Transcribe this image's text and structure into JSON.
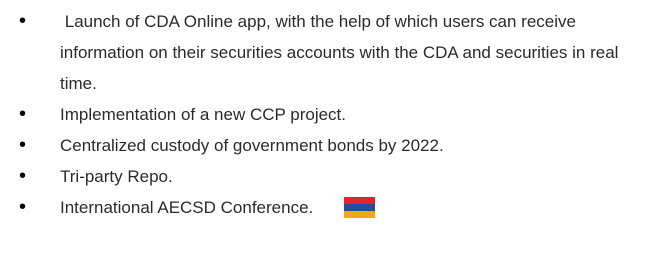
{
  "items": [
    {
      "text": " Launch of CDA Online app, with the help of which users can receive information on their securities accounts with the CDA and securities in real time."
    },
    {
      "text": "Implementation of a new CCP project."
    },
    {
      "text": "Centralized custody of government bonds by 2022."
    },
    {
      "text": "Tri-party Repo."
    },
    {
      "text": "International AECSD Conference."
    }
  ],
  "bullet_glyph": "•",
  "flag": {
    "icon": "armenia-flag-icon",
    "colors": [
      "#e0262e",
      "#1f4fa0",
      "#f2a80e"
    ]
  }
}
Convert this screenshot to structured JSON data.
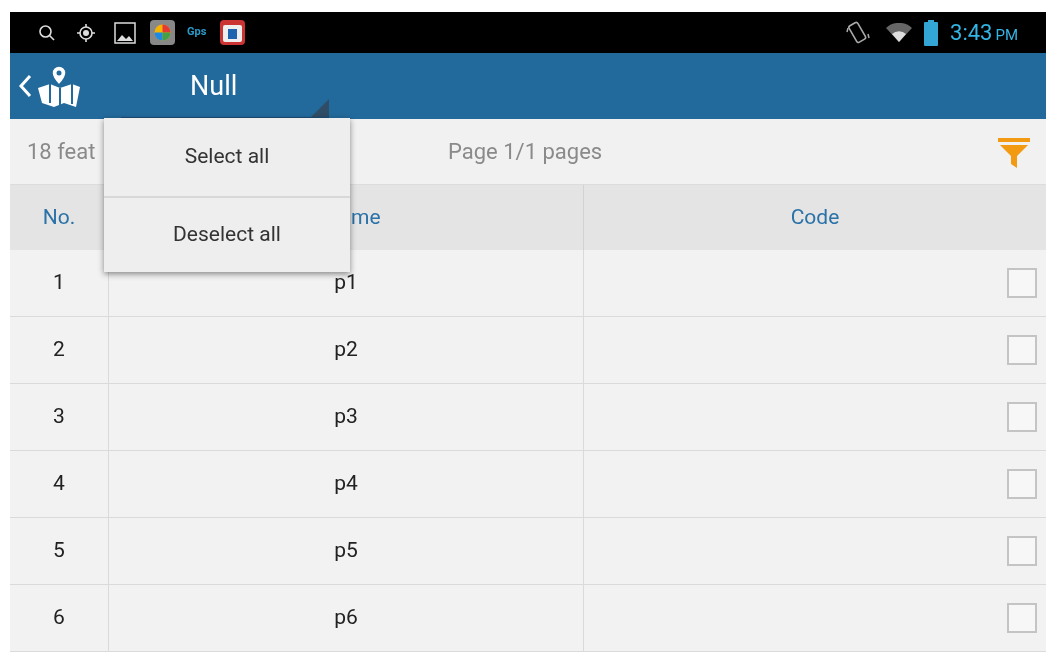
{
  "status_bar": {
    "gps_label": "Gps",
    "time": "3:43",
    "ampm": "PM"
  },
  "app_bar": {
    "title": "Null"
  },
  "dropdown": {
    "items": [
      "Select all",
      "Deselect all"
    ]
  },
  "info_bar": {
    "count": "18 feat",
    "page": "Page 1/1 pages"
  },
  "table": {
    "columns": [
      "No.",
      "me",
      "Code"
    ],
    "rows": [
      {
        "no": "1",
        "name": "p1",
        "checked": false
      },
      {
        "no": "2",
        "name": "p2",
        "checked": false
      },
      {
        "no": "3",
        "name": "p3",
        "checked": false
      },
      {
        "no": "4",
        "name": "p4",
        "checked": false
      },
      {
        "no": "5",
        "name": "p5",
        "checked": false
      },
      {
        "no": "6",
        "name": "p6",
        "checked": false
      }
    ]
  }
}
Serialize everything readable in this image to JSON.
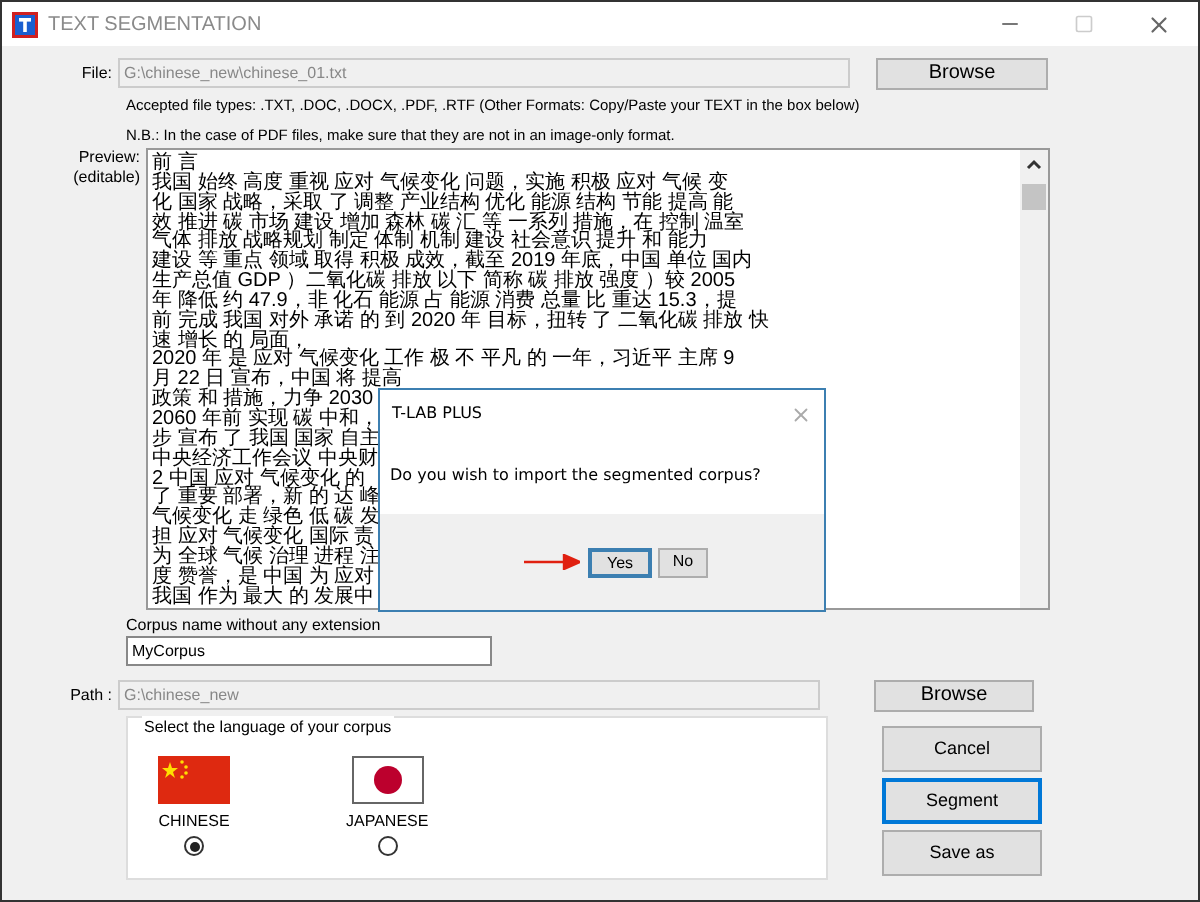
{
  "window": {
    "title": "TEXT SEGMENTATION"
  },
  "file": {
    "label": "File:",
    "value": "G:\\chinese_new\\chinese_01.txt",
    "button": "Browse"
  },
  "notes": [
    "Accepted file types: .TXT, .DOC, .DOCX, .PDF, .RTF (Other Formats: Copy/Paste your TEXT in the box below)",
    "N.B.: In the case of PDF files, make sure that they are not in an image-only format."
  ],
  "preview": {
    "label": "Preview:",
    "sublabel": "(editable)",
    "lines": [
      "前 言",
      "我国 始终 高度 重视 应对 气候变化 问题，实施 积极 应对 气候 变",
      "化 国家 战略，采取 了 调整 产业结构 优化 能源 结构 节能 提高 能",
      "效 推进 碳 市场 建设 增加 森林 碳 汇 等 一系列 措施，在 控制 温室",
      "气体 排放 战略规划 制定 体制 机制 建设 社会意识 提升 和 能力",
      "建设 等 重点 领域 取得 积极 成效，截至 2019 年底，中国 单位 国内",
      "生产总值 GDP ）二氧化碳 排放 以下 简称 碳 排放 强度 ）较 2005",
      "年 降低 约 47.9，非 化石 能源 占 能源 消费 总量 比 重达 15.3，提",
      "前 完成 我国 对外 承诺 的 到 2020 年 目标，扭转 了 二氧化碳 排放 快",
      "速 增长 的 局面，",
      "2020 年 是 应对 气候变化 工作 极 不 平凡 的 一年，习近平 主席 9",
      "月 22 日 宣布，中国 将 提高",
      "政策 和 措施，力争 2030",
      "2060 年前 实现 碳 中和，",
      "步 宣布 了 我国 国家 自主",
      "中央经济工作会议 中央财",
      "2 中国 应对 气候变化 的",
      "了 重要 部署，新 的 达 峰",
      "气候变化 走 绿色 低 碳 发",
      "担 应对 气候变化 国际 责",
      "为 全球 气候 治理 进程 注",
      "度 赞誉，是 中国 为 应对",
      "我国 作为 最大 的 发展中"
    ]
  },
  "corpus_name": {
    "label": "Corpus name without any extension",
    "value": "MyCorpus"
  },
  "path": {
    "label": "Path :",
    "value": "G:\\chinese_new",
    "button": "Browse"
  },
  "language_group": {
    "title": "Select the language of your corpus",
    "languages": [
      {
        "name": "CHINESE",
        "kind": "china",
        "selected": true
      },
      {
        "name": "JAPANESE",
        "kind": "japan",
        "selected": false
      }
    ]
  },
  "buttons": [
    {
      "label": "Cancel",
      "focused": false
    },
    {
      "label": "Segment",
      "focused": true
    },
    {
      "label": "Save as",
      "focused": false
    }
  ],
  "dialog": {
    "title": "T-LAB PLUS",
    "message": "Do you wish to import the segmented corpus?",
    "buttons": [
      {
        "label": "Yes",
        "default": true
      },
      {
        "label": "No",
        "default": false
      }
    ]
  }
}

▬▬▬▬▬▬

GOAL =
Output the entries above exactly, without their pictures.

SOLUTION =
Transcribe this image's text and structure into JSON.
{
  "items": [
    {
      "text": " Launch of CDA Online app, with the help of which users can receive information on their securities accounts with the CDA and securities in real time."
    },
    {
      "text": "Implementation of a new CCP project."
    },
    {
      "text": "Centralized custody of government bonds by 2022."
    },
    {
      "text": "Tri-party Repo."
    },
    {
      "text": "International AECSD Conference."
    }
  ],
  "bullet_glyph": "•",
  "flag": {
    "icon": "armenia-flag-icon",
    "colors": [
      "#e0262e",
      "#1f4fa0",
      "#f2a80e"
    ]
  }
}
Convert this screenshot to structured JSON data.
{
  "status_bar": {
    "gps_label": "Gps",
    "time": "3:43",
    "ampm": "PM"
  },
  "app_bar": {
    "title": "Null"
  },
  "dropdown": {
    "items": [
      "Select all",
      "Deselect all"
    ]
  },
  "info_bar": {
    "count": "18 feat",
    "page": "Page 1/1 pages"
  },
  "table": {
    "columns": [
      "No.",
      "me",
      "Code"
    ],
    "rows": [
      {
        "no": "1",
        "name": "p1",
        "checked": false
      },
      {
        "no": "2",
        "name": "p2",
        "checked": false
      },
      {
        "no": "3",
        "name": "p3",
        "checked": false
      },
      {
        "no": "4",
        "name": "p4",
        "checked": false
      },
      {
        "no": "5",
        "name": "p5",
        "checked": false
      },
      {
        "no": "6",
        "name": "p6",
        "checked": false
      }
    ]
  }
}
Serialize everything readable in this image to JSON.
{
  "window": {
    "title": "TEXT SEGMENTATION"
  },
  "file": {
    "label": "File:",
    "value": "G:\\chinese_new\\chinese_01.txt",
    "button": "Browse"
  },
  "notes": [
    "Accepted file types: .TXT, .DOC, .DOCX, .PDF, .RTF (Other Formats: Copy/Paste your TEXT in the box below)",
    "N.B.: In the case of PDF files, make sure that they are not in an image-only format."
  ],
  "preview": {
    "label": "Preview:",
    "sublabel": "(editable)",
    "lines": [
      "前 言",
      "我国 始终 高度 重视 应对 气候变化 问题，实施 积极 应对 气候 变",
      "化 国家 战略，采取 了 调整 产业结构 优化 能源 结构 节能 提高 能",
      "效 推进 碳 市场 建设 增加 森林 碳 汇 等 一系列 措施，在 控制 温室",
      "气体 排放 战略规划 制定 体制 机制 建设 社会意识 提升 和 能力",
      "建设 等 重点 领域 取得 积极 成效，截至 2019 年底，中国 单位 国内",
      "生产总值 GDP ）二氧化碳 排放 以下 简称 碳 排放 强度 ）较 2005",
      "年 降低 约 47.9，非 化石 能源 占 能源 消费 总量 比 重达 15.3，提",
      "前 完成 我国 对外 承诺 的 到 2020 年 目标，扭转 了 二氧化碳 排放 快",
      "速 增长 的 局面，",
      "2020 年 是 应对 气候变化 工作 极 不 平凡 的 一年，习近平 主席 9",
      "月 22 日 宣布，中国 将 提高",
      "政策 和 措施，力争 2030",
      "2060 年前 实现 碳 中和，",
      "步 宣布 了 我国 国家 自主",
      "中央经济工作会议 中央财",
      "2 中国 应对 气候变化 的",
      "了 重要 部署，新 的 达 峰",
      "气候变化 走 绿色 低 碳 发",
      "担 应对 气候变化 国际 责",
      "为 全球 气候 治理 进程 注",
      "度 赞誉，是 中国 为 应对",
      "我国 作为 最大 的 发展中"
    ]
  },
  "corpus_name": {
    "label": "Corpus name without any extension",
    "value": "MyCorpus"
  },
  "path": {
    "label": "Path :",
    "value": "G:\\chinese_new",
    "button": "Browse"
  },
  "language_group": {
    "title": "Select the language of your corpus",
    "languages": [
      {
        "name": "CHINESE",
        "kind": "china",
        "selected": true
      },
      {
        "name": "JAPANESE",
        "kind": "japan",
        "selected": false
      }
    ]
  },
  "buttons": [
    {
      "label": "Cancel",
      "focused": false
    },
    {
      "label": "Segment",
      "focused": true
    },
    {
      "label": "Save as",
      "focused": false
    }
  ],
  "dialog": {
    "title": "T-LAB PLUS",
    "message": "Do you wish to import the segmented corpus?",
    "buttons": [
      {
        "label": "Yes",
        "default": true
      },
      {
        "label": "No",
        "default": false
      }
    ]
  }
}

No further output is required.